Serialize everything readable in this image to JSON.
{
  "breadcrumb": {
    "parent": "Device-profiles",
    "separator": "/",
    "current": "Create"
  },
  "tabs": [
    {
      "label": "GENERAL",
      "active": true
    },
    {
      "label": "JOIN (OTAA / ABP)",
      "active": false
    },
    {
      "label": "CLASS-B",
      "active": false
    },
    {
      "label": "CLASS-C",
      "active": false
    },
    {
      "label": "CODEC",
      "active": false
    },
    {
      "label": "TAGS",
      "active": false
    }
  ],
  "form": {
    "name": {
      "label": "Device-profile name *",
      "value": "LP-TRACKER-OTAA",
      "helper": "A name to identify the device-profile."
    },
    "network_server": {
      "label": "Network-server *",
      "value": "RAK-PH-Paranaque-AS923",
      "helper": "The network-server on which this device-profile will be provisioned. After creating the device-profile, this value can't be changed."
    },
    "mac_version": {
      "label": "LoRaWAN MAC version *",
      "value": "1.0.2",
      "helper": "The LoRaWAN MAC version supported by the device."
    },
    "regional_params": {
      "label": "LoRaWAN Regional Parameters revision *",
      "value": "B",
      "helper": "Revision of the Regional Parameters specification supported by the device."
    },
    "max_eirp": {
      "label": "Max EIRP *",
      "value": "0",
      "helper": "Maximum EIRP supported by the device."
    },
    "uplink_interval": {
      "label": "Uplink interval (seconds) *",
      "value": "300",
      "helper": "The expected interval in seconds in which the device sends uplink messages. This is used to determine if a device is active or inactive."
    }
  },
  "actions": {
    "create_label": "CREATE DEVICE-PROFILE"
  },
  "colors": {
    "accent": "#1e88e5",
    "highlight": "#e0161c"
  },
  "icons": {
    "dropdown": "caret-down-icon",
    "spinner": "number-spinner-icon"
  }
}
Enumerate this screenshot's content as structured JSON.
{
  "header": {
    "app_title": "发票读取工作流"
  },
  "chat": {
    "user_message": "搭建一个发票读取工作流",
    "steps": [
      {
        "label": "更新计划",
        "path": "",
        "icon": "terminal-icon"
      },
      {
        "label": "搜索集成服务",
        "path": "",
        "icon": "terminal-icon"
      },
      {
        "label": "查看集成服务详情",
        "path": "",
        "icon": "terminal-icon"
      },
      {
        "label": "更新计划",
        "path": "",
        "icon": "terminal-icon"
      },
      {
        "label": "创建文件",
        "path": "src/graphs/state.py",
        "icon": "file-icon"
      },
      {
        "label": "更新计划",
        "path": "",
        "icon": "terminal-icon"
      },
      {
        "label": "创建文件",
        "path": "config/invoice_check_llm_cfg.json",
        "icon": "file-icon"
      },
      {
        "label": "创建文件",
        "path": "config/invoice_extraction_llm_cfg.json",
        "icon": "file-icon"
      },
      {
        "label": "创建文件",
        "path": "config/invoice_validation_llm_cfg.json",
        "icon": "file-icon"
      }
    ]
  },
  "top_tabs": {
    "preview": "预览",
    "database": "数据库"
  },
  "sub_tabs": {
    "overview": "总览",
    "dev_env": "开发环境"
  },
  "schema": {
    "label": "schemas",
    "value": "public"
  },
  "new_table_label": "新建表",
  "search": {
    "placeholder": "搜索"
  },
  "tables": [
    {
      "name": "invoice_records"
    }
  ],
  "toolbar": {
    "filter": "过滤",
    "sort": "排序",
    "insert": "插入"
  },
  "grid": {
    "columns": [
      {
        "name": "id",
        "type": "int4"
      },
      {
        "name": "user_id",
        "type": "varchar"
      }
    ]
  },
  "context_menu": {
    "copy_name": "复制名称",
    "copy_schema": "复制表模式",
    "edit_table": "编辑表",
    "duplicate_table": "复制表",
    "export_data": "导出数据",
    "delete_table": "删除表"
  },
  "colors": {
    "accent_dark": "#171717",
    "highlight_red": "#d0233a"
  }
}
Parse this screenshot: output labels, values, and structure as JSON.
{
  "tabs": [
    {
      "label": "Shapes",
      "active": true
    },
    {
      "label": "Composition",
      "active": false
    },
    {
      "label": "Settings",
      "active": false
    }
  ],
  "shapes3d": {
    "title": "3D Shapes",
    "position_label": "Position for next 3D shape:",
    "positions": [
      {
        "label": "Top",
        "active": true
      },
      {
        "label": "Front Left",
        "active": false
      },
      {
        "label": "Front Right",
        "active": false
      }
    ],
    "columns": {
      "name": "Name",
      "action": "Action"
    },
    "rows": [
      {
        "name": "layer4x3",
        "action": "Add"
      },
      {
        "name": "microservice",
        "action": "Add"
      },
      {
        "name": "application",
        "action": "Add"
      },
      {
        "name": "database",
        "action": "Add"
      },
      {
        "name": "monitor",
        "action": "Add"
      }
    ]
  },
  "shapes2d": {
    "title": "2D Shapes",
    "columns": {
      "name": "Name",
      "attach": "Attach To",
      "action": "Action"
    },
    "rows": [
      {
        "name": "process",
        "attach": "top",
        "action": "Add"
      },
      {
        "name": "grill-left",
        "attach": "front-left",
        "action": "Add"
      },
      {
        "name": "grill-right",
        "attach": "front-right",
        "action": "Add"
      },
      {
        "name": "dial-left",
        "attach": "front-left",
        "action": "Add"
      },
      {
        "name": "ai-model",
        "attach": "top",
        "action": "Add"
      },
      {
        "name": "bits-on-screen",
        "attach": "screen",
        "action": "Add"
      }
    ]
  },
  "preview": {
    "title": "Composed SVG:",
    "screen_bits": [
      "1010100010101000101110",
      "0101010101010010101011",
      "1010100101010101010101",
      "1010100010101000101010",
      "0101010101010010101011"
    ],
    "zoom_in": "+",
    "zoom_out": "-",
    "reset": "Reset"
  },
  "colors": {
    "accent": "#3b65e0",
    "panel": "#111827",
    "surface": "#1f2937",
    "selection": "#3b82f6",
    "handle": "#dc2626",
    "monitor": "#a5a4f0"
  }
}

####################

● **EXERCISE TASK**: Copy out the whole listing exactly; please set it all down.

● **EXERCISE OUTPUT**:
Serialize everything readable in this image to JSON.
{
  "breadcrumb": {
    "parent": "Device-profiles",
    "separator": "/",
    "current": "Create"
  },
  "tabs": [
    {
      "label": "GENERAL",
      "active": true
    },
    {
      "label": "JOIN (OTAA / ABP)",
      "active": false
    },
    {
      "label": "CLASS-B",
      "active": false
    },
    {
      "label": "CLASS-C",
      "active": false
    },
    {
      "label": "CODEC",
      "active": false
    },
    {
      "label": "TAGS",
      "active": false
    }
  ],
  "form": {
    "name": {
      "label": "Device-profile name *",
      "value": "LP-TRACKER-OTAA",
      "helper": "A name to identify the device-profile."
    },
    "network_server": {
      "label": "Network-server *",
      "value": "RAK-PH-Paranaque-AS923",
      "helper": "The network-server on which this device-profile will be provisioned. After creating the device-profile, this value can't be changed."
    },
    "mac_version": {
      "label": "LoRaWAN MAC version *",
      "value": "1.0.2",
      "helper": "The LoRaWAN MAC version supported by the device."
    },
    "regional_params": {
      "label": "LoRaWAN Regional Parameters revision *",
      "value": "B",
      "helper": "Revision of the Regional Parameters specification supported by the device."
    },
    "max_eirp": {
      "label": "Max EIRP *",
      "value": "0",
      "helper": "Maximum EIRP supported by the device."
    },
    "uplink_interval": {
      "label": "Uplink interval (seconds) *",
      "value": "300",
      "helper": "The expected interval in seconds in which the device sends uplink messages. This is used to determine if a device is active or inactive."
    }
  },
  "actions": {
    "create_label": "CREATE DEVICE-PROFILE"
  },
  "colors": {
    "accent": "#1e88e5",
    "highlight": "#e0161c"
  },
  "icons": {
    "dropdown": "caret-down-icon",
    "spinner": "number-spinner-icon"
  }
}
Enumerate this screenshot's content as structured JSON.
{
  "header": {
    "app_title": "发票读取工作流"
  },
  "chat": {
    "user_message": "搭建一个发票读取工作流",
    "steps": [
      {
        "label": "更新计划",
        "path": "",
        "icon": "terminal-icon"
      },
      {
        "label": "搜索集成服务",
        "path": "",
        "icon": "terminal-icon"
      },
      {
        "label": "查看集成服务详情",
        "path": "",
        "icon": "terminal-icon"
      },
      {
        "label": "更新计划",
        "path": "",
        "icon": "terminal-icon"
      },
      {
        "label": "创建文件",
        "path": "src/graphs/state.py",
        "icon": "file-icon"
      },
      {
        "label": "更新计划",
        "path": "",
        "icon": "terminal-icon"
      },
      {
        "label": "创建文件",
        "path": "config/invoice_check_llm_cfg.json",
        "icon": "file-icon"
      },
      {
        "label": "创建文件",
        "path": "config/invoice_extraction_llm_cfg.json",
        "icon": "file-icon"
      },
      {
        "label": "创建文件",
        "path": "config/invoice_validation_llm_cfg.json",
        "icon": "file-icon"
      }
    ]
  },
  "top_tabs": {
    "preview": "预览",
    "database": "数据库"
  },
  "sub_tabs": {
    "overview": "总览",
    "dev_env": "开发环境"
  },
  "schema": {
    "label": "schemas",
    "value": "public"
  },
  "new_table_label": "新建表",
  "search": {
    "placeholder": "搜索"
  },
  "tables": [
    {
      "name": "invoice_records"
    }
  ],
  "toolbar": {
    "filter": "过滤",
    "sort": "排序",
    "insert": "插入"
  },
  "grid": {
    "columns": [
      {
        "name": "id",
        "type": "int4"
      },
      {
        "name": "user_id",
        "type": "varchar"
      }
    ]
  },
  "context_menu": {
    "copy_name": "复制名称",
    "copy_schema": "复制表模式",
    "edit_table": "编辑表",
    "duplicate_table": "复制表",
    "export_data": "导出数据",
    "delete_table": "删除表"
  },
  "colors": {
    "accent_dark": "#171717",
    "highlight_red": "#d0233a"
  }
}
Parse this screenshot: output labels, values, and structure as JSON.
{
  "tabs": [
    {
      "label": "Shapes",
      "active": true
    },
    {
      "label": "Composition",
      "active": false
    },
    {
      "label": "Settings",
      "active": false
    }
  ],
  "shapes3d": {
    "title": "3D Shapes",
    "position_label": "Position for next 3D shape:",
    "positions": [
      {
        "label": "Top",
        "active": true
      },
      {
        "label": "Front Left",
        "active": false
      },
      {
        "label": "Front Right",
        "active": false
      }
    ],
    "columns": {
      "name": "Name",
      "action": "Action"
    },
    "rows": [
      {
        "name": "layer4x3",
        "action": "Add"
      },
      {
        "name": "microservice",
        "action": "Add"
      },
      {
        "name": "application",
        "action": "Add"
      },
      {
        "name": "database",
        "action": "Add"
      },
      {
        "name": "monitor",
        "action": "Add"
      }
    ]
  },
  "shapes2d": {
    "title": "2D Shapes",
    "columns": {
      "name": "Name",
      "attach": "Attach To",
      "action": "Action"
    },
    "rows": [
      {
        "name": "process",
        "attach": "top",
        "action": "Add"
      },
      {
        "name": "grill-left",
        "attach": "front-left",
        "action": "Add"
      },
      {
        "name": "grill-right",
        "attach": "front-right",
        "action": "Add"
      },
      {
        "name": "dial-left",
        "attach": "front-left",
        "action": "Add"
      },
      {
        "name": "ai-model",
        "attach": "top",
        "action": "Add"
      },
      {
        "name": "bits-on-screen",
        "attach": "screen",
        "action": "Add"
      }
    ]
  },
  "preview": {
    "title": "Composed SVG:",
    "screen_bits": [
      "1010100010101000101110",
      "0101010101010010101011",
      "1010100101010101010101",
      "1010100010101000101010",
      "0101010101010010101011"
    ],
    "zoom_in": "+",
    "zoom_out": "-",
    "reset": "Reset"
  },
  "colors": {
    "accent": "#3b65e0",
    "panel": "#111827",
    "surface": "#1f2937",
    "selection": "#3b82f6",
    "handle": "#dc2626",
    "monitor": "#a5a4f0"
  }
}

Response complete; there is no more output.